(Saved data entries)
━━━
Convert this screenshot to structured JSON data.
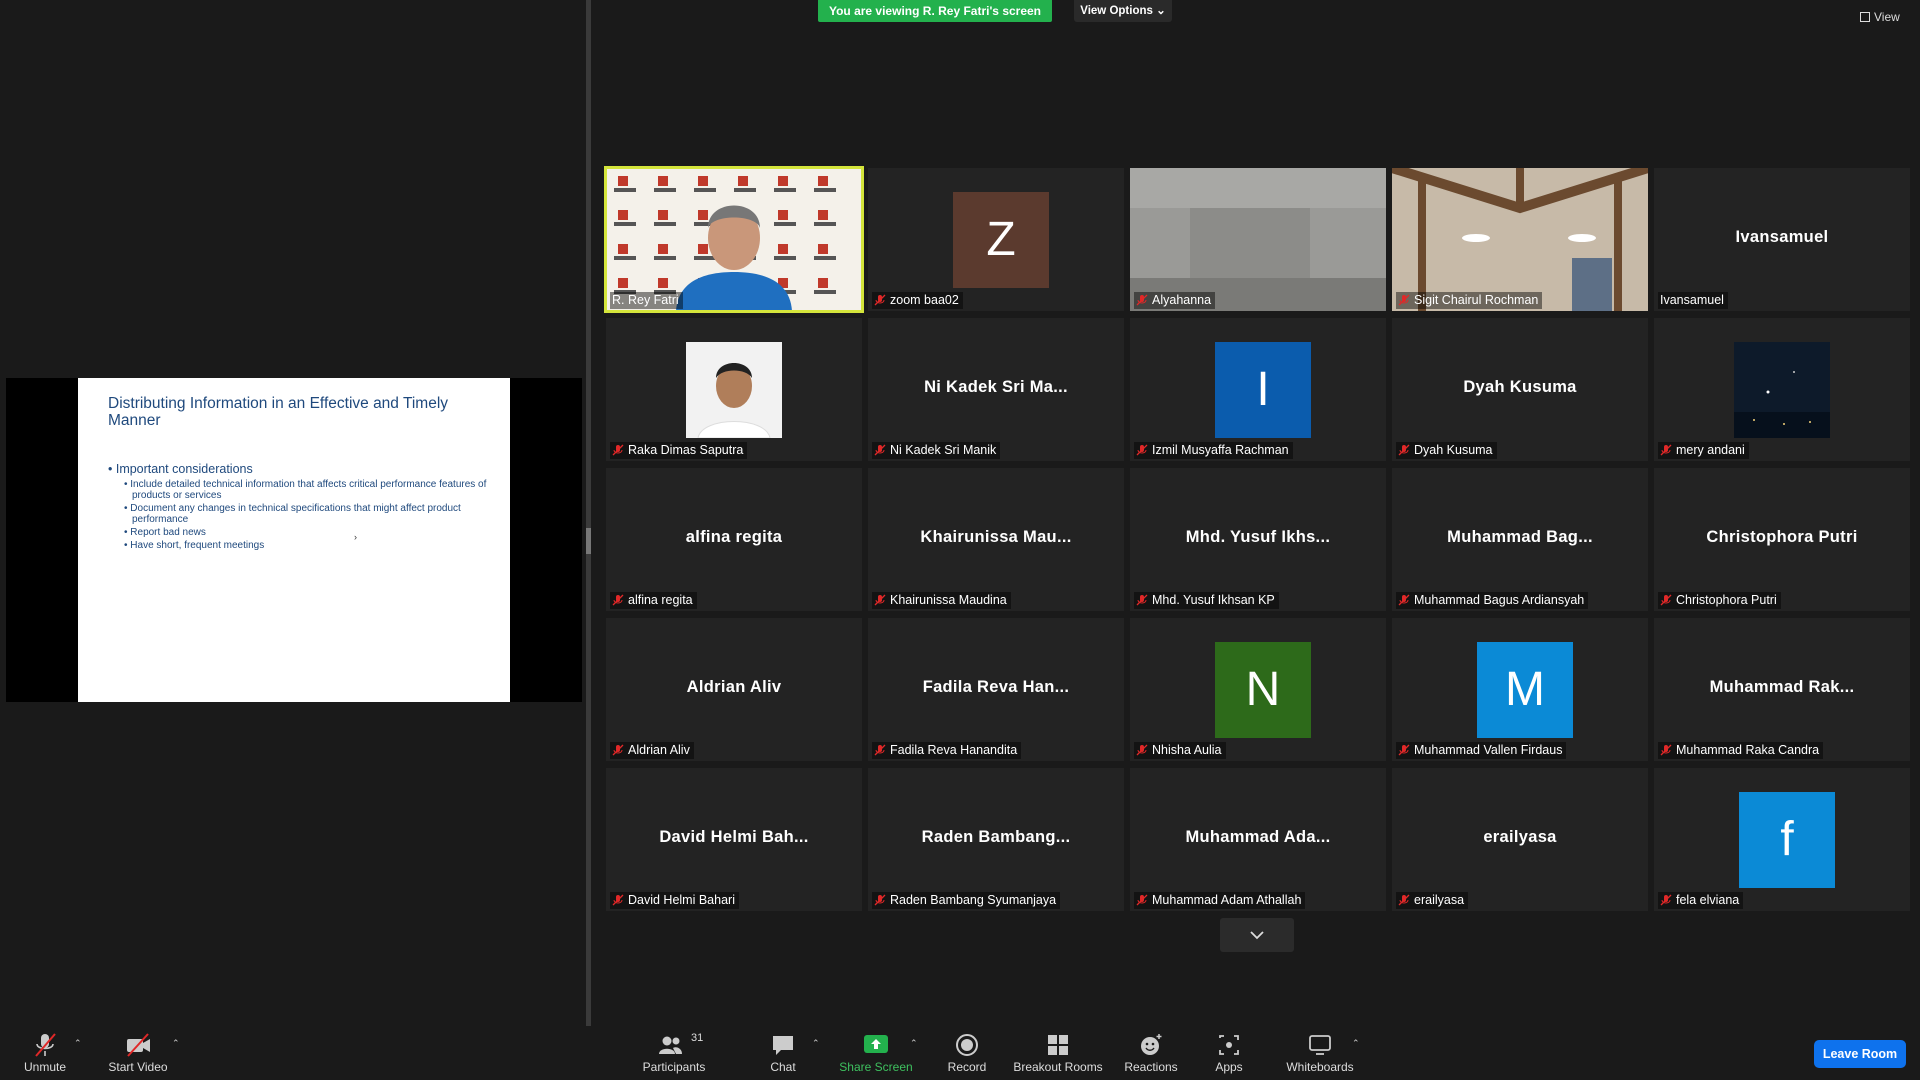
{
  "banner": {
    "text": "You are viewing R. Rey Fatri's screen",
    "view_options": "View Options",
    "view": "View"
  },
  "slide": {
    "title": "Distributing Information in an Effective and Timely Manner",
    "bullet": "• Important considerations",
    "sub_bullets": [
      "• Include detailed technical information that affects critical performance features of products or services",
      "• Document any changes in technical specifications that might affect product performance",
      "• Report bad news",
      "• Have short, frequent meetings"
    ]
  },
  "participants": [
    {
      "label": "R. Rey Fatri",
      "big": "",
      "kind": "video-presenter",
      "muted": false
    },
    {
      "label": "zoom baa02",
      "big": "Z",
      "kind": "avatar",
      "color": "#5b3a2e",
      "muted": true
    },
    {
      "label": "Alyahanna",
      "big": "",
      "kind": "video-room",
      "muted": true
    },
    {
      "label": "Sigit Chairul Rochman",
      "big": "",
      "kind": "video-ceiling",
      "muted": true
    },
    {
      "label": "Ivansamuel",
      "big": "Ivansamuel",
      "kind": "name",
      "muted": false
    },
    {
      "label": "Raka Dimas Saputra",
      "big": "",
      "kind": "photo",
      "muted": true
    },
    {
      "label": "Ni Kadek Sri Manik",
      "big": "Ni Kadek Sri Ma...",
      "kind": "name",
      "muted": true
    },
    {
      "label": "Izmil Musyaffa Rachman",
      "big": "I",
      "kind": "avatar",
      "color": "#0b5cad",
      "muted": true
    },
    {
      "label": "Dyah Kusuma",
      "big": "Dyah Kusuma",
      "kind": "name",
      "muted": true
    },
    {
      "label": "mery andani",
      "big": "",
      "kind": "night",
      "muted": true
    },
    {
      "label": "alfina regita",
      "big": "alfina regita",
      "kind": "name",
      "muted": true
    },
    {
      "label": "Khairunissa Maudina",
      "big": "Khairunissa  Mau...",
      "kind": "name",
      "muted": true
    },
    {
      "label": "Mhd. Yusuf Ikhsan KP",
      "big": "Mhd.  Yusuf  Ikhs...",
      "kind": "name",
      "muted": true
    },
    {
      "label": "Muhammad Bagus Ardiansyah",
      "big": "Muhammad  Bag...",
      "kind": "name",
      "muted": true
    },
    {
      "label": "Christophora Putri",
      "big": "Christophora Putri",
      "kind": "name",
      "muted": true
    },
    {
      "label": "Aldrian Aliv",
      "big": "Aldrian Aliv",
      "kind": "name",
      "muted": true
    },
    {
      "label": "Fadila Reva Hanandita",
      "big": "Fadila  Reva  Han...",
      "kind": "name",
      "muted": true
    },
    {
      "label": "Nhisha Aulia",
      "big": "N",
      "kind": "avatar",
      "color": "#2d6a1a",
      "muted": true
    },
    {
      "label": "Muhammad Vallen Firdaus",
      "big": "M",
      "kind": "avatar",
      "color": "#0b8ad6",
      "muted": true
    },
    {
      "label": "Muhammad Raka Candra",
      "big": "Muhammad  Rak...",
      "kind": "name",
      "muted": true
    },
    {
      "label": "David Helmi Bahari",
      "big": "David  Helmi  Bah...",
      "kind": "name",
      "muted": true
    },
    {
      "label": "Raden Bambang Syumanjaya",
      "big": "Raden  Bambang...",
      "kind": "name",
      "muted": true
    },
    {
      "label": "Muhammad Adam Athallah",
      "big": "Muhammad  Ada...",
      "kind": "name",
      "muted": true
    },
    {
      "label": "erailyasa",
      "big": "erailyasa",
      "kind": "name",
      "muted": true
    },
    {
      "label": "fela elviana",
      "big": "f",
      "kind": "avatar",
      "color": "#0b8ad6",
      "muted": true
    }
  ],
  "toolbar": {
    "unmute": "Unmute",
    "start_video": "Start Video",
    "participants": "Participants",
    "participants_count": "31",
    "chat": "Chat",
    "share_screen": "Share Screen",
    "record": "Record",
    "breakout": "Breakout Rooms",
    "reactions": "Reactions",
    "apps": "Apps",
    "whiteboards": "Whiteboards",
    "leave": "Leave Room"
  },
  "colors": {
    "share_green": "#23b14d",
    "leave_blue": "#0e72ed",
    "active_speaker": "#d4e53b",
    "mute_red": "#e02828"
  }
}
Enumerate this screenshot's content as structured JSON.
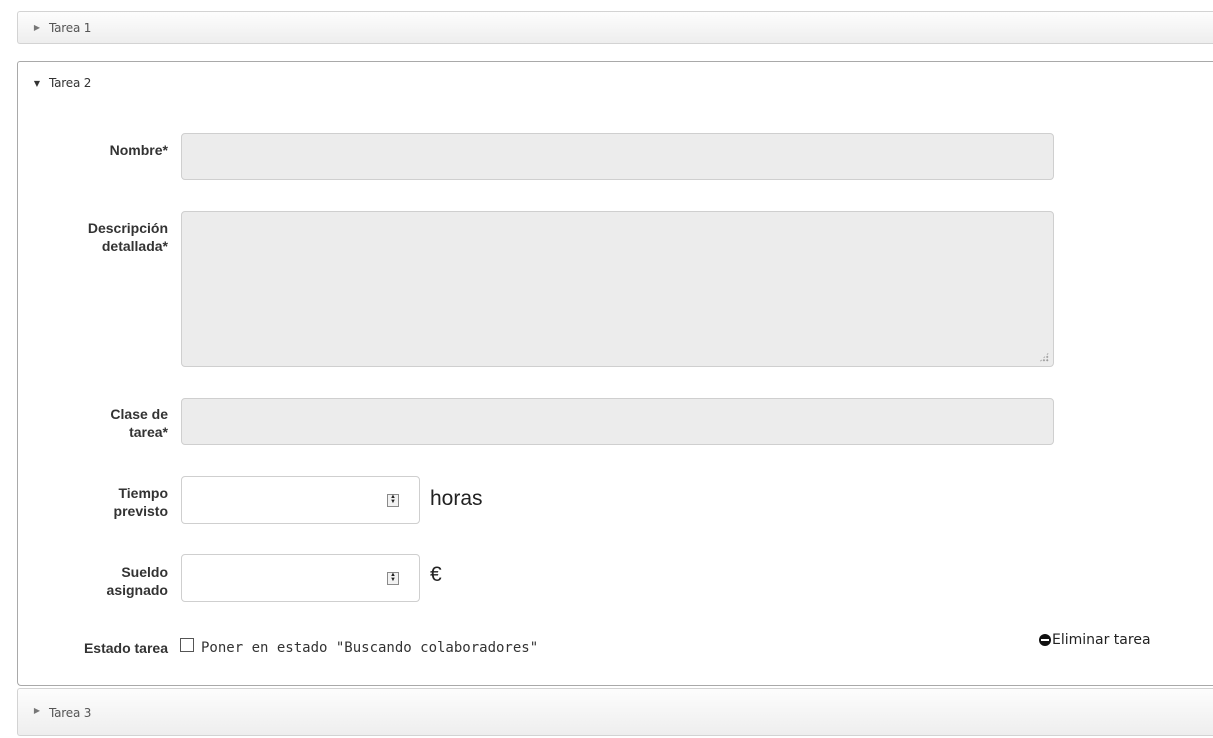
{
  "accordion": {
    "tasks": [
      {
        "title": "Tarea 1",
        "expanded": false
      },
      {
        "title": "Tarea 2",
        "expanded": true
      },
      {
        "title": "Tarea 3",
        "expanded": false
      }
    ]
  },
  "icons": {
    "collapsed": "triangle-right-icon",
    "expanded": "triangle-down-icon",
    "delete": "minus-circle-icon",
    "spinner": "spinner-arrows-icon"
  },
  "form": {
    "nombre": {
      "label": "Nombre*",
      "value": ""
    },
    "descripcion": {
      "label": "Descripción detallada*",
      "value": ""
    },
    "clase": {
      "label": "Clase de tarea*",
      "value": ""
    },
    "tiempo": {
      "label": "Tiempo previsto",
      "value": "",
      "unit": "horas"
    },
    "sueldo": {
      "label": "Sueldo asignado",
      "value": "",
      "unit": "€"
    },
    "estado": {
      "label": "Estado tarea",
      "checkbox_label": "Poner en estado \"Buscando colaboradores\"",
      "checked": false
    },
    "delete_label": "Eliminar tarea"
  }
}
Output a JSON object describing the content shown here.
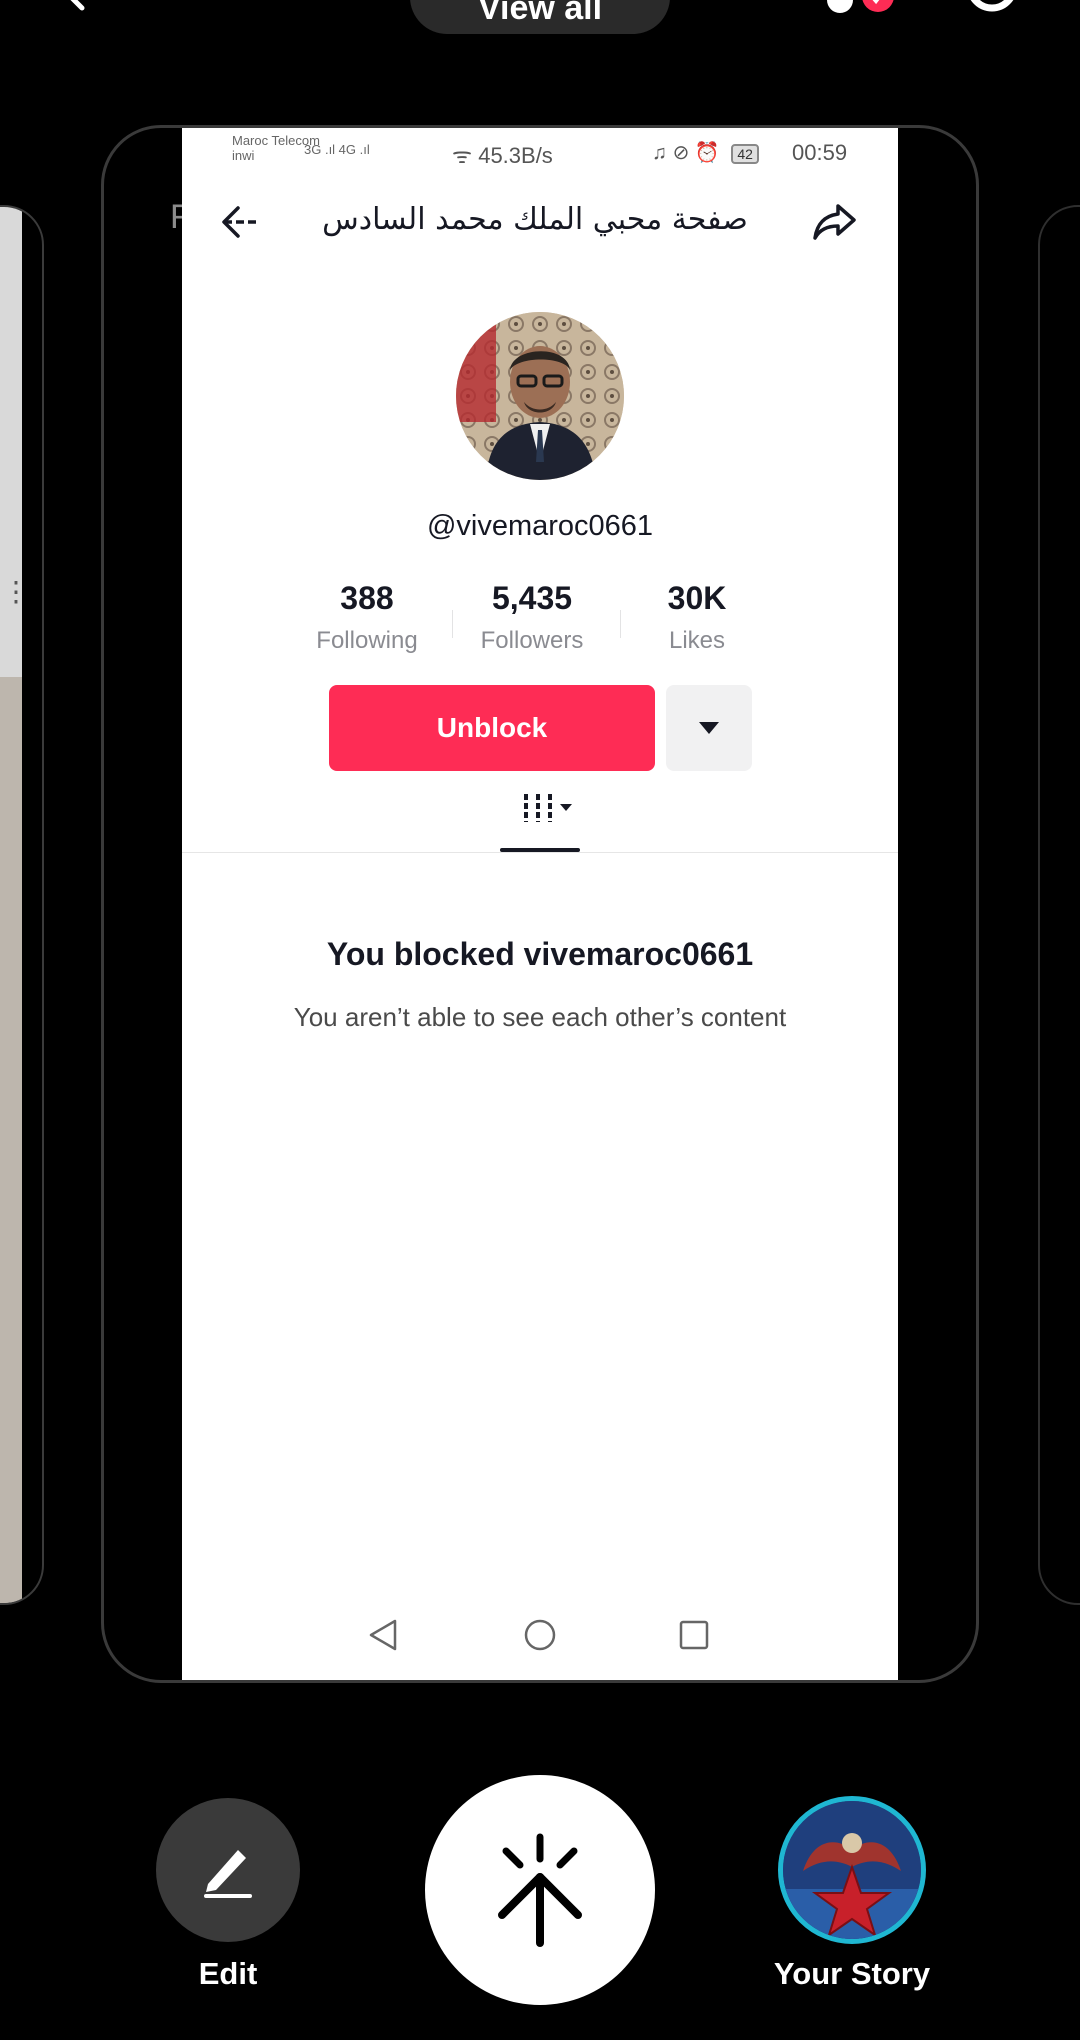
{
  "top_bar": {
    "view_all_label": "View all"
  },
  "ghost_left": {
    "partial_letter": "F"
  },
  "status_bar": {
    "carrier_line1": "Maroc Telecom",
    "carrier_line2": "inwi",
    "signal_text": "3G .ıl 4G .ıl",
    "net_speed": "45.3B/s",
    "battery": "42",
    "time": "00:59"
  },
  "header": {
    "title": "صفحة محبي الملك محمد السادس"
  },
  "profile": {
    "username": "@vivemaroc0661",
    "stats": [
      {
        "value": "388",
        "label": "Following"
      },
      {
        "value": "5,435",
        "label": "Followers"
      },
      {
        "value": "30K",
        "label": "Likes"
      }
    ],
    "unblock_label": "Unblock",
    "blocked_title": "You blocked vivemaroc0661",
    "blocked_subtitle": "You aren’t able to see each other’s content"
  },
  "bottom": {
    "edit_label": "Edit",
    "story_label": "Your Story"
  },
  "colors": {
    "accent": "#fe2c55",
    "story_ring": "#1fb7d2"
  },
  "icons": [
    "chevron-left-icon",
    "music-note-icon",
    "gear-icon",
    "arrow-left-icon",
    "share-arrow-icon",
    "caret-down-icon",
    "grid-filter-icon",
    "nav-back-icon",
    "nav-home-icon",
    "nav-recent-icon",
    "pencil-icon",
    "share-sparkle-icon"
  ]
}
━━━
** Direction **
Search the data for the string "Raden". List each line that has it.

** Answer for the task **
      "label": "Raden Bambang Syumanjaya",
      "big": "Raden  Bambang...",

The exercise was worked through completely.